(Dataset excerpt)
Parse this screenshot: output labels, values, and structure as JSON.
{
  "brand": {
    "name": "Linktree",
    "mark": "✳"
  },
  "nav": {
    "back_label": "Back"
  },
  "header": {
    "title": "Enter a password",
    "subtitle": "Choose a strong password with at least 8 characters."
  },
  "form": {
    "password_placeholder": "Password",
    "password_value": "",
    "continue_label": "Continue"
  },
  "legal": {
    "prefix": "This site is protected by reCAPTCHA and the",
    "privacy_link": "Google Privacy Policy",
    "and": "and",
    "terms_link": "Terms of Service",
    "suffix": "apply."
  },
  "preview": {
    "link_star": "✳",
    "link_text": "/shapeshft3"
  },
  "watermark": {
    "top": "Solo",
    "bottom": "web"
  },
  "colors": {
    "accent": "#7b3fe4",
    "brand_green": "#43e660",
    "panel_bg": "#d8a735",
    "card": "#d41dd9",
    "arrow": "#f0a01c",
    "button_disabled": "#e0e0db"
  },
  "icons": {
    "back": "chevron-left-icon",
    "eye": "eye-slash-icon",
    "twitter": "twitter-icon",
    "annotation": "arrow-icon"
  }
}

**PROBLEM TO SOLVE**
Nothing should be left out: return all of the records exactly.

**TASK OUTPUT**
Parse this screenshot: output labels, values, and structure as JSON.
{
  "brand": {
    "name": "Linktree",
    "mark": "✳"
  },
  "nav": {
    "back_label": "Back"
  },
  "header": {
    "title": "Enter a password",
    "subtitle": "Choose a strong password with at least 8 characters."
  },
  "form": {
    "password_placeholder": "Password",
    "password_value": "",
    "continue_label": "Continue"
  },
  "legal": {
    "prefix": "This site is protected by reCAPTCHA and the",
    "privacy_link": "Google Privacy Policy",
    "and": "and",
    "terms_link": "Terms of Service",
    "suffix": "apply."
  },
  "preview": {
    "link_star": "✳",
    "link_text": "/shapeshft3"
  },
  "watermark": {
    "top": "Solo",
    "bottom": "web"
  },
  "colors": {
    "accent": "#7b3fe4",
    "brand_green": "#43e660",
    "panel_bg": "#d8a735",
    "card": "#d41dd9",
    "arrow": "#f0a01c",
    "button_disabled": "#e0e0db"
  },
  "icons": {
    "back": "chevron-left-icon",
    "eye": "eye-slash-icon",
    "twitter": "twitter-icon",
    "annotation": "arrow-icon"
  }
}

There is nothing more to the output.